§ **DATA EXTRACT**
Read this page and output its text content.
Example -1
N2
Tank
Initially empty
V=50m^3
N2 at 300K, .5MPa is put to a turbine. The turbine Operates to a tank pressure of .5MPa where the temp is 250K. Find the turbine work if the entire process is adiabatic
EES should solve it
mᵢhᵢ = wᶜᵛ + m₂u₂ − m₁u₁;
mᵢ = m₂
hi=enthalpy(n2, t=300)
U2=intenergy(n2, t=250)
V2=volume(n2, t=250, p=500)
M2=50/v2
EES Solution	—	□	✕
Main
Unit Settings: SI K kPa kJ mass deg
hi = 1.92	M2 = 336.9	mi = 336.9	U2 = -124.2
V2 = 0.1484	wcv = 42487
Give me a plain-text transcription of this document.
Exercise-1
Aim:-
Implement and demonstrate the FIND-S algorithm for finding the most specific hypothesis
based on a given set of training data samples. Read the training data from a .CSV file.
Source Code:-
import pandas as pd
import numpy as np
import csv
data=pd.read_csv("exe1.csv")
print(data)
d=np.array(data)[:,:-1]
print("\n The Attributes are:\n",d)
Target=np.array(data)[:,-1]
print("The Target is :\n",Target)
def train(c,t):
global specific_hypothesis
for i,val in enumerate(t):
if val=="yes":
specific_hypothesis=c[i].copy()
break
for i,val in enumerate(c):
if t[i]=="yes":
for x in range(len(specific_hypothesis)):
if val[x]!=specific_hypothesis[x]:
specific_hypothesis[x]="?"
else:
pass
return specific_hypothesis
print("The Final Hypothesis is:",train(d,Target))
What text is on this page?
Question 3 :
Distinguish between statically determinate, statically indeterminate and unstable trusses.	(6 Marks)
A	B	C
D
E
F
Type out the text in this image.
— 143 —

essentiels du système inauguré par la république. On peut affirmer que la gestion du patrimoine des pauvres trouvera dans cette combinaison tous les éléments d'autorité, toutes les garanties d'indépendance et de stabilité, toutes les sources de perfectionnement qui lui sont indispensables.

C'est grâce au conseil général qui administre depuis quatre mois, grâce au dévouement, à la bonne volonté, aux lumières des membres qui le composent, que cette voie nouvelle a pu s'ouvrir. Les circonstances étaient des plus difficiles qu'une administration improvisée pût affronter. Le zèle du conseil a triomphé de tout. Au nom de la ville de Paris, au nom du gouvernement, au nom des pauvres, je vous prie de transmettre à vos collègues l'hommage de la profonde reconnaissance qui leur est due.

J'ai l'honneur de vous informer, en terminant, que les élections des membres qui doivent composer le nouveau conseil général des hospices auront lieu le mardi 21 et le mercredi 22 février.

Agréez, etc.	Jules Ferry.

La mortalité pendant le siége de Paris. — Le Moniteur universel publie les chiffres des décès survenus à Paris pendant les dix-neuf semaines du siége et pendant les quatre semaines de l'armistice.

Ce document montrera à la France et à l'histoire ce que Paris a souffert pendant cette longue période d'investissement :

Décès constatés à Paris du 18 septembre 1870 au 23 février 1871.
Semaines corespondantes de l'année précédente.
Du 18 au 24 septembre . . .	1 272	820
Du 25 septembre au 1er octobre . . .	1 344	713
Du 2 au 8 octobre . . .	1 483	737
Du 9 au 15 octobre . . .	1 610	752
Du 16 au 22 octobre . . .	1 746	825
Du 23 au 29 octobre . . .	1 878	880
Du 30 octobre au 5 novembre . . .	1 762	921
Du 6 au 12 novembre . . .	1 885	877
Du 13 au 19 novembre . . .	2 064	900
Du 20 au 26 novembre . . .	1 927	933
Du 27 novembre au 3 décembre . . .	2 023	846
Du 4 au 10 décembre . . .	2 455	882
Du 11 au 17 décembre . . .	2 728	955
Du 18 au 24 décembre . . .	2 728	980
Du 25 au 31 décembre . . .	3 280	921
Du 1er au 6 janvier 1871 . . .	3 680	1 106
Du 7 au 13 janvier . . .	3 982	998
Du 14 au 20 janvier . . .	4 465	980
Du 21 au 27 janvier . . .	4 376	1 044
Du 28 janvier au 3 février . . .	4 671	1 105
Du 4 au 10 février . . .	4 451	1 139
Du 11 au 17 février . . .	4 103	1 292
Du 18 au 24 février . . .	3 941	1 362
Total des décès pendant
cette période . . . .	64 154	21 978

§ **TASK GOAL**
In the material above, find each line that contains the word "enumerate", and select it.

§ **RESULT OF THE TASK**
for i,val in enumerate(t):
for i,val in enumerate(c):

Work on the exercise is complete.